* EXERCISE REQUIREMENTS *
Search the material for the word "sector" and report each line where it turns up.

* DATA IN THIS EXERCISE *
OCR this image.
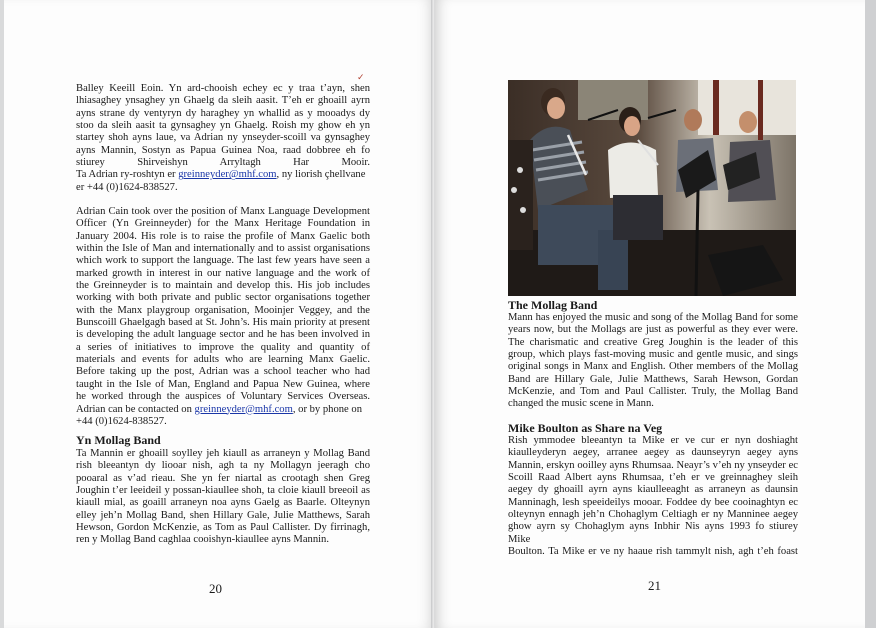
✓
Balley Keeill Eoin. Yn ard-chooish echey ec y traa t’ayn, shen
lhiasaghey ynsaghey yn Ghaelg da sleih aasit. T’eh er ghoaill ayrn
ayns strane dy ventyryn dy haraghey yn whallid as y mooadys dy
stoo da sleih aasit ta gynsaghey yn Ghaelg. Roish my ghow eh yn
startey shoh ayns laue, va Adrian ny ynseyder-scoill va gynsaghey
ayns Mannin, Sostyn as Papua Guinea Noa, raad dobbree eh fo
stiurey Shirveishyn Arryltagh Har Mooir.
Ta Adrian ry-roshtyn er greinneyder@mhf.com, ny liorish çhellvane
er +44 (0)1624-838527.
Adrian Cain took over the position of Manx Language Development
Officer (Yn Greinneyder) for the Manx Heritage Foundation in
January 2004. His role is to raise the profile of Manx Gaelic both
within the Isle of Man and internationally and to assist organisations
which work to support the language. The last few years have seen a
marked growth in interest in our native language and the work of
the Greinneyder is to maintain and develop this. His job includes
working with both private and public sector organisations together
with the Manx playgroup organisation, Mooinjer Veggey, and the
Bunscoill Ghaelgagh based at St. John’s. His main priority at present
is developing the adult language sector and he has been involved in
a series of initiatives to improve the quality and quantity of
materials and events for adults who are learning Manx Gaelic.
Before taking up the post, Adrian was a school teacher who had
taught in the Isle of Man, England and Papua New Guinea, where
he worked through the auspices of Voluntary Services Overseas.
Adrian can be contacted on greinneyder@mhf.com, or by phone on
+44 (0)1624-838527.
Yn Mollag Band
Ta Mannin er ghoaill soylley jeh kiaull as arraneyn y Mollag Band
rish bleeantyn dy liooar nish, agh ta ny Mollagyn jeeragh cho
pooaral as v’ad rieau. She yn fer niartal as crootagh shen Greg
Joughin t’er leeideil y possan-kiaullee shoh, ta cloie kiaull breeoil as
kiaull mial, as goaill arraneyn noa ayns Gaelg as Baarle. Olteynyn
elley jeh’n Mollag Band, shen Hillary Gale, Julie Matthews, Sarah
Hewson, Gordon McKenzie, as Tom as Paul Callister. Dy firrinagh,
ren y Mollag Band caghlaa cooishyn-kiaullee ayns Mannin.
20
The Mollag Band
Mann has enjoyed the music and song of the Mollag Band for some
years now, but the Mollags are just as powerful as they ever were.
The charismatic and creative Greg Joughin is the leader of this
group, which plays fast-moving music and gentle music, and sings
original songs in Manx and English. Other members of the Mollag
Band are Hillary Gale, Julie Matthews, Sarah Hewson, Gordan
McKenzie, and Tom and Paul Callister. Truly, the Mollag Band
changed the music scene in Mann.
Mike Boulton as Share na Veg
Rish ymmodee bleeantyn ta Mike er ve cur er nyn doshiaght
kiaulleyderyn aegey, arranee aegey as daunseyryn aegey ayns
Mannin, erskyn ooilley ayns Rhumsaa. Neayr’s v’eh ny ynseyder ec
Scoill Raad Albert ayns Rhumsaa, t’eh er ve greinnaghey sleih
aegey dy ghoaill ayrn ayns kiaulleeaght as arraneyn as daunsin
Manninagh, lesh speeideilys mooar. Foddee dy bee cooinaghtyn ec
olteynyn ennagh jeh’n Chohaglym Celtiagh er ny Manninee aegey
ghow ayrn sy Chohaglym ayns Inbhir Nis ayns 1993 fo stiurey Mike
Boulton. Ta Mike er ve ny haaue rish tammylt nish, agh t’eh foast
21
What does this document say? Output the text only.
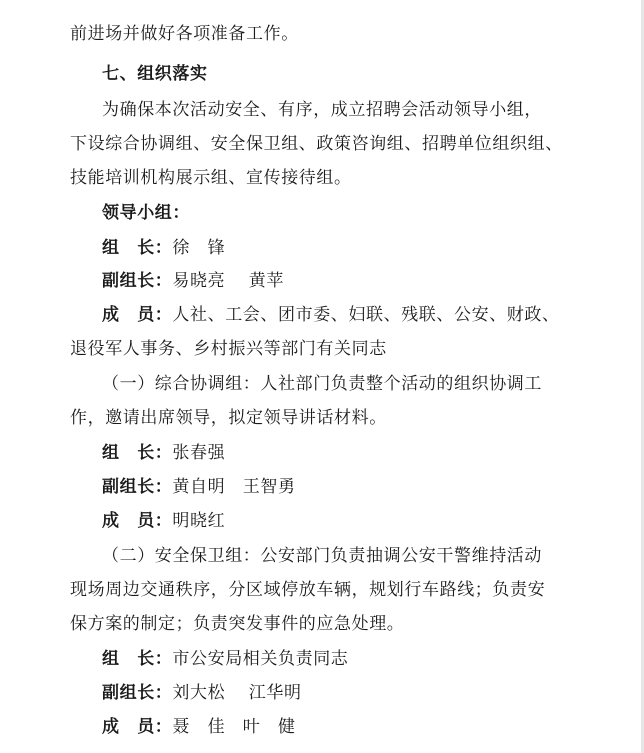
前进场并做好各项准备工作。
七、组织落实
为确保本次活动安全、有序，成立招聘会活动领导小组，
下设综合协调组、安全保卫组、政策咨询组、招聘单位组织组、
技能培训机构展示组、宣传接待组。
领导小组：
组　长：徐　锋
副组长：易晓亮　 黄苹
成　员：人社、工会、团市委、妇联、残联、公安、财政、
退役军人事务、乡村振兴等部门有关同志
（一）综合协调组：人社部门负责整个活动的组织协调工
作，邀请出席领导，拟定领导讲话材料。
组　长：张春强
副组长：黄自明　王智勇
成　员：明晓红
（二）安全保卫组：公安部门负责抽调公安干警维持活动
现场周边交通秩序，分区域停放车辆，规划行车路线；负责安
保方案的制定；负责突发事件的应急处理。
组　长：市公安局相关负责同志
副组长：刘大松　 江华明
成　员：聂　佳　叶　健
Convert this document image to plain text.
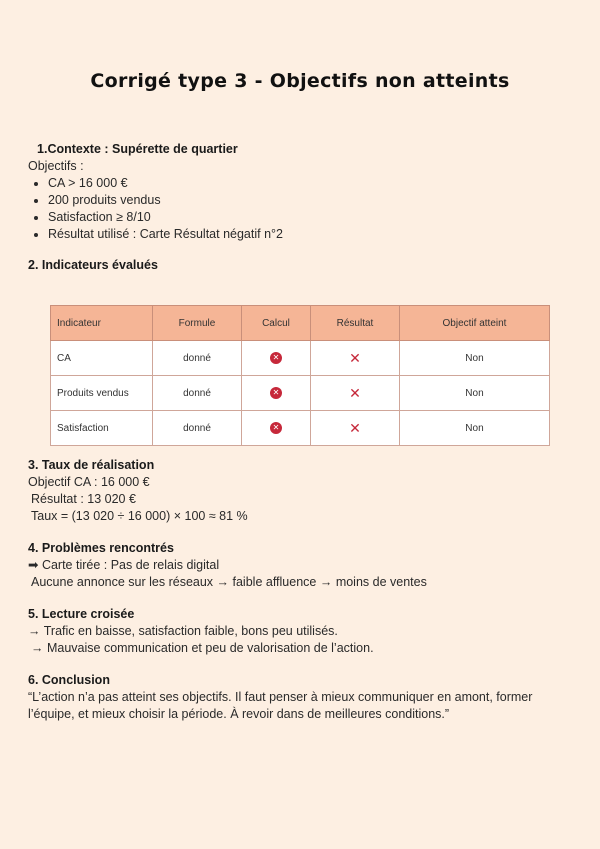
Corrigé type 3 - Objectifs non atteints
1.Contexte : Supérette de quartier
Objectifs :
• CA > 16 000 €
• 200 produits vendus
• Satisfaction ≥ 8/10
• Résultat utilisé : Carte Résultat négatif n°2
2. Indicateurs évalués
Indicateur	Formule	Calcul	Résultat	Objectif atteint
CA	donné	✕	✕	Non
Produits vendus	donné	✕	✕	Non
Satisfaction	donné	✕	✕	Non
3. Taux de réalisation
Objectif CA : 16 000 €
Résultat : 13 020 €
Taux = (13 020 ÷ 16 000) × 100 ≈ 81 %
4. Problèmes rencontrés
➡ Carte tirée : Pas de relais digital
Aucune annonce sur les réseaux → faible affluence → moins de ventes
5. Lecture croisée
→ Trafic en baisse, satisfaction faible, bons peu utilisés.
→ Mauvaise communication et peu de valorisation de l’action.
6. Conclusion
“L’action n’a pas atteint ses objectifs. Il faut penser à mieux communiquer en amont, former
l’équipe, et mieux choisir la période. À revoir dans de meilleures conditions.”
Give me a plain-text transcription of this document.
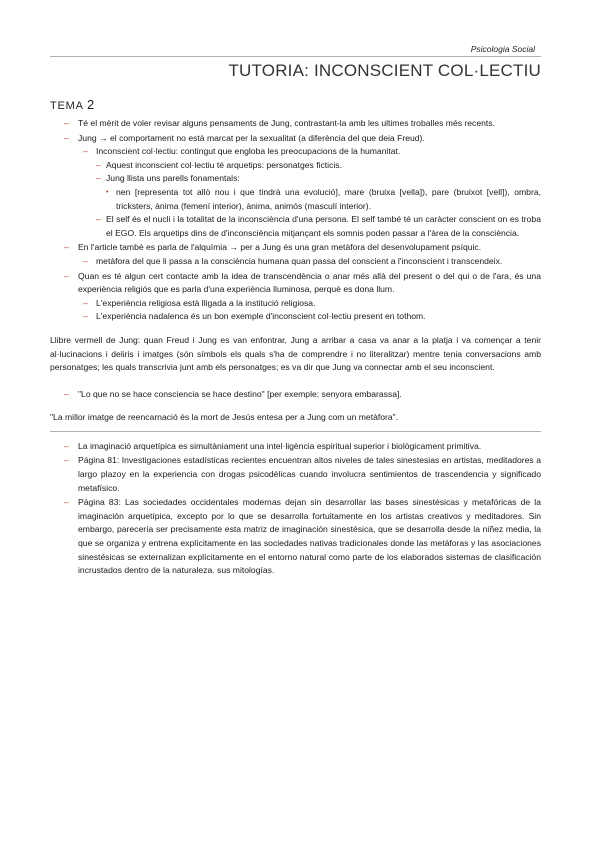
Psicologia Social
TUTORIA: INCONSCIENT COL·LECTIU
TEMA 2
– Té el mèrit de voler revisar alguns pensaments de Jung, contrastant-la amb les ultimes troballes més recents.
– Jung → el comportament no està marcat per la sexualitat (a diferència del que deia Freud).
– Inconscient col·lectiu: contingut que engloba les preocupacions de la humanitat.
– Aquest inconscient col·lectiu té arquetips: personatges ficticis.
– Jung llista uns parells fonamentals:
• nen [representa tot allò nou i que tindrà una evolució], mare (bruixa [vella]), pare (bruixot [vell]), ombra, tricksters, ànima (femení interior), ànima, animós (masculí interior).
– El self és el nucli i la totalitat de la inconsciència d'una persona. El self també té un caràcter conscient on es troba el EGO. Els arquetips dins de d'inconsciència mitjançant els somnis poden passar a l'àrea de la consciència.
– En l'article també es parla de l'alquímia → per a Jung és una gran metàfora del desenvolupament psíquic.
– metàfora del que li passa a la consciència humana quan passa del conscient a l'inconscient i transcendeix.
– Quan es té algun cert contacte amb la idea de transcendència o anar més allà del present o del qui o de l'ara, és una experiència religiós que es parla d'una experiència lluminosa, perquè es dona llum.
– L'experiència religiosa està lligada a la institució religiosa.
– L'experiència nadalenca és un bon exemple d'inconscient col·lectiu present en tothom.

Llibre vermell de Jung: quan Freud i Jung es van enfontrar, Jung a arribar a casa va anar a la platja i va començar a tenir al·lucinacions i deliris i imatges (són símbols els quals s'ha de comprendre i no literalitzar) mentre tenia conversacions amb personatges; les quals transcrivia junt amb els personatges; es va dir que Jung va connectar amb el seu inconscient.

– "Lo que no se hace consciencia se hace destino" [per exemple: senyora embarassa].

"La millor imatge de reencarnació és la mort de Jesús entesa per a Jung com un metàfora".

– La imaginació arquetípica es simultàniament una intel·ligència espiritual superior i biològicament primitiva.
– Página 81: Investigaciones estadísticas recientes encuentran altos niveles de tales sinestesias en artistas, meditadores a largo plazoy en la experiencia con drogas psicodélicas cuando involucra sentimientos de trascendencia y significado metafísico.
– Página 83: Las sociedades occidentales modernas dejan sin desarrollar las bases sinestésicas y metafóricas de la imaginación arquetípica, excepto por lo que se desarrolla fortuitamente en los artistas creativos y meditadores. Sin embargo, parecería ser precisamente esta matriz de imaginación sinestésica, que se desarrolla desde la niñez media, la que se organiza y entrena explícitamente en las sociedades nativas tradicionales donde las metáforas y las asociaciones sinestésicas se externalizan explícitamente en el entorno natural como parte de los elaborados sistemas de clasificación incrustados dentro de la naturaleza. sus mitologías.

* RESPONSE TO THIS TASK *
working with both private and public sector organisations together
is developing the adult language sector and he has been involved in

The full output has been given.